WHAT THE EXERCISE ASKS —
How many of the lines that follow contain the word "DOBIT"? Give only the number.

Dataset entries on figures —
......

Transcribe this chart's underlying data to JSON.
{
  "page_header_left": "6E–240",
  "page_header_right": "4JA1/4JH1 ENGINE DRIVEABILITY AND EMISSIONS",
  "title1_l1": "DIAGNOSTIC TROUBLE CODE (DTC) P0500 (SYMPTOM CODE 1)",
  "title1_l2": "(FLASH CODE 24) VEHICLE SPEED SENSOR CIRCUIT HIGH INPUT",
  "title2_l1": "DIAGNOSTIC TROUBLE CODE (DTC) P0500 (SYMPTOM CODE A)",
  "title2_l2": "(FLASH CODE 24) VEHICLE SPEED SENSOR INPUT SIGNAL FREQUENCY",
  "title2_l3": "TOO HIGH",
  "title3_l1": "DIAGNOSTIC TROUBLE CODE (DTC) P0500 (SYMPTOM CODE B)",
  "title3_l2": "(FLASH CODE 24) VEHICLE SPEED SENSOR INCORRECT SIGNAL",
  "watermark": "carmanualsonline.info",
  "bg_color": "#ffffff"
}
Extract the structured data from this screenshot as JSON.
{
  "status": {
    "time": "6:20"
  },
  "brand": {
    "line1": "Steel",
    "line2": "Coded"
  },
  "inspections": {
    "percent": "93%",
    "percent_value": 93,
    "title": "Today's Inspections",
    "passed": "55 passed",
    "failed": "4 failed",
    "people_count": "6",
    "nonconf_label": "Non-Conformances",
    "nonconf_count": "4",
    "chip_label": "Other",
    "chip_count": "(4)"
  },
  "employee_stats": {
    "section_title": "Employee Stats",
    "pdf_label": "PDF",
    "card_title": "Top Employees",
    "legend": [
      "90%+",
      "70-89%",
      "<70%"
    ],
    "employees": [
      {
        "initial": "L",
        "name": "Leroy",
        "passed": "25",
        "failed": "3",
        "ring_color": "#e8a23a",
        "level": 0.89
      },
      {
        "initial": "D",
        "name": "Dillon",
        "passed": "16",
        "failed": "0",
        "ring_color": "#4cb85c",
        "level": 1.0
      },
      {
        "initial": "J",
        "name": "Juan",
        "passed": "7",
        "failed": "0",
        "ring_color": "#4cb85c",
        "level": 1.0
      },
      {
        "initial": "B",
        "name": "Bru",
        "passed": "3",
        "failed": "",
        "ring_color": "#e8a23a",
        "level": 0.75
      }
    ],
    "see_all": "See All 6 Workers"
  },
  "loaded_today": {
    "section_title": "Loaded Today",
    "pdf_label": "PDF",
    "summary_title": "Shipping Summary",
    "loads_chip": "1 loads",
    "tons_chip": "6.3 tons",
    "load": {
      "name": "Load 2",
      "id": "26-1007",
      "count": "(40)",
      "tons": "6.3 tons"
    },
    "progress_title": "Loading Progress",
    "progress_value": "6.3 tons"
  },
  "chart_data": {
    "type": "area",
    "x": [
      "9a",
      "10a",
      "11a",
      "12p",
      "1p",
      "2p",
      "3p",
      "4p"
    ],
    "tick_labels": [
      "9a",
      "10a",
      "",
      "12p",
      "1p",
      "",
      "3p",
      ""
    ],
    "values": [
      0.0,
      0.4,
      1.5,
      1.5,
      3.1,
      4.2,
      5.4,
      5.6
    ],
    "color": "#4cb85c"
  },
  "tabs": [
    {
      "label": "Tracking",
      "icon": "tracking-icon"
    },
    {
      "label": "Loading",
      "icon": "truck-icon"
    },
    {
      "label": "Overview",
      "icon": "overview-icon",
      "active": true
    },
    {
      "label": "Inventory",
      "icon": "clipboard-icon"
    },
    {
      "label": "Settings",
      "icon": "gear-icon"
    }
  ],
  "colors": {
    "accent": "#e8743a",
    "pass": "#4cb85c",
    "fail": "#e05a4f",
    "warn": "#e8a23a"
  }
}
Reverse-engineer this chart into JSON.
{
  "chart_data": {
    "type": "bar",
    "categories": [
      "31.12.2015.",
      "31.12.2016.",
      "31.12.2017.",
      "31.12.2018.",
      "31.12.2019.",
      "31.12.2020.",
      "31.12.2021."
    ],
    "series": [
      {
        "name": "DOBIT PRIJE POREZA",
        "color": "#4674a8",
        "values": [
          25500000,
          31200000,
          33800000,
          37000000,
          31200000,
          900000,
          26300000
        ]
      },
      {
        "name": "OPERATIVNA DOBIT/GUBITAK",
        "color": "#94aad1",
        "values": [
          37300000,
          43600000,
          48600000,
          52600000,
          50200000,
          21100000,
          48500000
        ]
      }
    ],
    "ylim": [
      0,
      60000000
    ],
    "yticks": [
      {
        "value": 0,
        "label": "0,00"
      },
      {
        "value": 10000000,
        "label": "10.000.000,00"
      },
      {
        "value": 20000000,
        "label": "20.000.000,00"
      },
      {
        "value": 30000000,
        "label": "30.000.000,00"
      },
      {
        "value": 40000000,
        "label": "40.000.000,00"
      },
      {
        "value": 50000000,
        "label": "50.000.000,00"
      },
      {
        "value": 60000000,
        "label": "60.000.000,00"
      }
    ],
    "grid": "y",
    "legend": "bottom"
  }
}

......

FINAL ANSWER —
2